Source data
============================================================

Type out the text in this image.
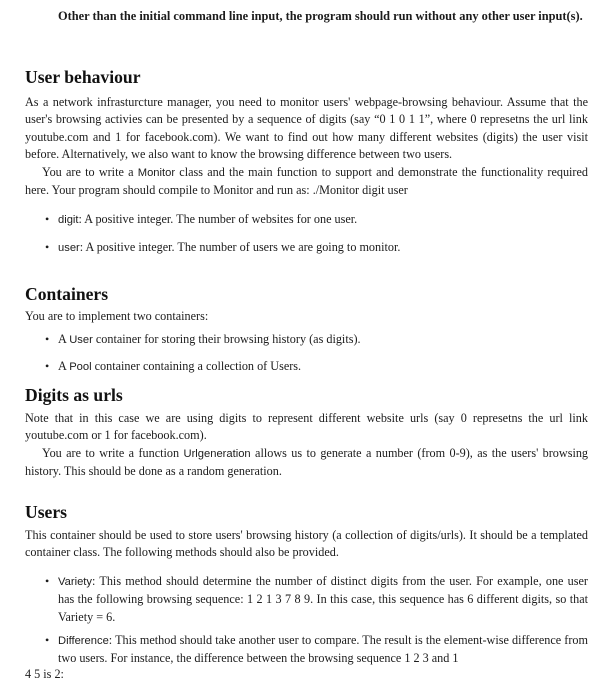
Other than the initial command line input, the program should run without any other user input(s).
User behaviour

As a network infrasturcture manager, you need to monitor users' webpage-browsing behaviour. Assume that the user's browsing activies can be presented by a sequence of digits (say “0 1 0 1 1”, where 0 represetns the url link youtube.com and 1 for facebook.com). We want to find out how many different websites (digits) the user visit before. Alternatively, we also want to know the browsing difference between two users.

You are to write a Monitor class and the main function to support and demonstrate the functionality required here. Your program should compile to Monitor and run as: ./Monitor digit user

• digit: A positive integer. The number of websites for one user.
• user: A positive integer. The number of users we are going to monitor.
Containers

You are to implement two containers:

• A User container for storing their browsing history (as digits).
• A Pool container containing a collection of Users.
Digits as urls

Note that in this case we are using digits to represent different website urls (say 0 represetns the url link youtube.com or 1 for facebook.com).

You are to write a function Urlgeneration allows us to generate a number (from 0-9), as the users' browsing history. This should be done as a random generation.

Users

This container should be used to store users' browsing history (a collection of digits/urls). It should be a templated container class. The following methods should also be provided.

• Variety: This method should determine the number of distinct digits from the user. For example, one user has the following browsing sequence: 1 2 1 3 7 8 9. In this case, this sequence has 6 different digits, so that Variety = 6.
• Difference: This method should take another user to compare. The result is the element-wise difference from two users. For instance, the difference between the browsing sequence 1 2 3 and 1

4 5 is 2:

============================================================

_TASK_: Look through the listing and extract every line with "integer" in it.

_SOLUTION FOR THIS TASK_:
• digit: A positive integer. The number of websites for one user.
• user: A positive integer. The number of users we are going to monitor.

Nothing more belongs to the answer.